## BEGIN

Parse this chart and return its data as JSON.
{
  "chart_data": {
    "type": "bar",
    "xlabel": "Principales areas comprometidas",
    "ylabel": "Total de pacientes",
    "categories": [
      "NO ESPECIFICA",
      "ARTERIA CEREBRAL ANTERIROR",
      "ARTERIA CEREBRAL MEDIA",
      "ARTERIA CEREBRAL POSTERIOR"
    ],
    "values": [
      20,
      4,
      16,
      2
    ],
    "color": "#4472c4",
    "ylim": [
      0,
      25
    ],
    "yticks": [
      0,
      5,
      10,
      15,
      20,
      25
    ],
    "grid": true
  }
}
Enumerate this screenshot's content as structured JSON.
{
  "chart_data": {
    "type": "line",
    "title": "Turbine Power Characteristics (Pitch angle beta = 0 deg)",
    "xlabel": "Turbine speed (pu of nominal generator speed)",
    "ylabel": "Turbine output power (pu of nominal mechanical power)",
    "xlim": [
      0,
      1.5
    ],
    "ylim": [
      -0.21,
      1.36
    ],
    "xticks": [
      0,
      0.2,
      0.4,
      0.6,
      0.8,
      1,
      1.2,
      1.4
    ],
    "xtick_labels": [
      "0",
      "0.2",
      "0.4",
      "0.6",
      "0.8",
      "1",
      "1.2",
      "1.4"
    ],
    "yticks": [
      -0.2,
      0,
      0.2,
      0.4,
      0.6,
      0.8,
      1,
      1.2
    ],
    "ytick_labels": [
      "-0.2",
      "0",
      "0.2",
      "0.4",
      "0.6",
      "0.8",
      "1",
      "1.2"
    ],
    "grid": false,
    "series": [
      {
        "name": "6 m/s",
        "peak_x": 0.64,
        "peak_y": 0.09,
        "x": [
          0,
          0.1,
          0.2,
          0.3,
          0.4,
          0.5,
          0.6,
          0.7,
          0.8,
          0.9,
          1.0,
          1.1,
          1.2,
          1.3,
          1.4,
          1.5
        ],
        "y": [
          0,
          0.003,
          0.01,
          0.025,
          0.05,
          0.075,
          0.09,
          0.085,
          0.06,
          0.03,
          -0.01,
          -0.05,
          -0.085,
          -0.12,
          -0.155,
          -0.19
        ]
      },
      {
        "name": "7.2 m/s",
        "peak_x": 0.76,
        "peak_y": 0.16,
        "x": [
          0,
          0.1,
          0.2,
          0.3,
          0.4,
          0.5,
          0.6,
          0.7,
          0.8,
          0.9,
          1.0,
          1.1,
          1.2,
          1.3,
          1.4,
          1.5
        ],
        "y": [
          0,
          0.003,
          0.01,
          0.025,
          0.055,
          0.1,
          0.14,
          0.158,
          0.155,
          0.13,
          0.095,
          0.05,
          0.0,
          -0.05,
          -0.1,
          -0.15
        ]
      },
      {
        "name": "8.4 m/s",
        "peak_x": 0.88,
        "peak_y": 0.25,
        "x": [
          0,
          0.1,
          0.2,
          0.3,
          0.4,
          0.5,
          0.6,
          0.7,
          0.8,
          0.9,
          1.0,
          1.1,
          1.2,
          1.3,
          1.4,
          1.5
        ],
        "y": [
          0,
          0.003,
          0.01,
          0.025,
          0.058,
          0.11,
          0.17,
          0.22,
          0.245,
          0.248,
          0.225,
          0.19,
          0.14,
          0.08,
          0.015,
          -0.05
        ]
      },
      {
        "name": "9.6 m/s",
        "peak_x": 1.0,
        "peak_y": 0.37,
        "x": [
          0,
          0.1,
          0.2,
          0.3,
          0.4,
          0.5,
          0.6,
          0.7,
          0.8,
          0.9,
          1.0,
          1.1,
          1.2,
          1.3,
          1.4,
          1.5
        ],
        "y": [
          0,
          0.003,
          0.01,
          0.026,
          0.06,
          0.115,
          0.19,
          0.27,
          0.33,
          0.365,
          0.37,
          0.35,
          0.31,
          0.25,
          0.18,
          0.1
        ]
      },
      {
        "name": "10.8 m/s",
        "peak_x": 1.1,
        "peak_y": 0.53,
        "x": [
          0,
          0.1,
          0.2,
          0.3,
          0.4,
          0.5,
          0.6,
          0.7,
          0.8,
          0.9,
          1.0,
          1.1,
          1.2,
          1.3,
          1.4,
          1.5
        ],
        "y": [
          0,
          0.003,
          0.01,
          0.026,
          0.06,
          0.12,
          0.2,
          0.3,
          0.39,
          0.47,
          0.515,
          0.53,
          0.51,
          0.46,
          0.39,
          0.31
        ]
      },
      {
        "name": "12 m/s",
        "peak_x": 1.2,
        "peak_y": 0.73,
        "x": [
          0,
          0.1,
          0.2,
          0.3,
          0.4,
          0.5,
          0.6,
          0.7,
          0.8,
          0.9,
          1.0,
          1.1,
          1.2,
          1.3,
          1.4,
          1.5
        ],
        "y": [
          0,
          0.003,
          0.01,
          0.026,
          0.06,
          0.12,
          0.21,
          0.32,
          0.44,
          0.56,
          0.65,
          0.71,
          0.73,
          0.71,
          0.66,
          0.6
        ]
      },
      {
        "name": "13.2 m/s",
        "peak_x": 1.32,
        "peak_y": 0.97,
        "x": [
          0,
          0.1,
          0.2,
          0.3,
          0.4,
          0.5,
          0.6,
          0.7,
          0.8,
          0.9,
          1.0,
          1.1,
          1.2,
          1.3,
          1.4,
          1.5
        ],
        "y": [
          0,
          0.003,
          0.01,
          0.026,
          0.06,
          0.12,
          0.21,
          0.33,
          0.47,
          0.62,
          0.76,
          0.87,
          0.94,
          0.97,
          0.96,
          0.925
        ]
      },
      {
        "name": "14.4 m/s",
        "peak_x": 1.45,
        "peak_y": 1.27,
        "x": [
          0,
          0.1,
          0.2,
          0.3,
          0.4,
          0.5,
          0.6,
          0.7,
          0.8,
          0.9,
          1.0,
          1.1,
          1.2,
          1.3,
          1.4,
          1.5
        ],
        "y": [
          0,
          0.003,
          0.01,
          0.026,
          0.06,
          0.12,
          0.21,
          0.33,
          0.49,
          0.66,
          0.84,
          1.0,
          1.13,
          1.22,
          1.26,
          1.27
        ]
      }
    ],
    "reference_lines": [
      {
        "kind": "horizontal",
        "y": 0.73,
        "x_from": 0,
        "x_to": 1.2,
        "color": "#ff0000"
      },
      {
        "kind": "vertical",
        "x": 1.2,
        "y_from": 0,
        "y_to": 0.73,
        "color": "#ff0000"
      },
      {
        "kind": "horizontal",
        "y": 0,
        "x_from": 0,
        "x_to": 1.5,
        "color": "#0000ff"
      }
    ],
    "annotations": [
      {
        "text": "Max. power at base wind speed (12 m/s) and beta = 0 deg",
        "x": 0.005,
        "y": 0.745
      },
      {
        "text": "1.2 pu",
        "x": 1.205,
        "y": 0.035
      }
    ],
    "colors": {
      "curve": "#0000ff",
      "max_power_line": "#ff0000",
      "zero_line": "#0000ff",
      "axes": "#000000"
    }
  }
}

## END

Scan the listing above for the word "this" and show each line where it is found.

Parse this chart and return its data as JSON.
Enumerate this screenshot's content as structured JSON.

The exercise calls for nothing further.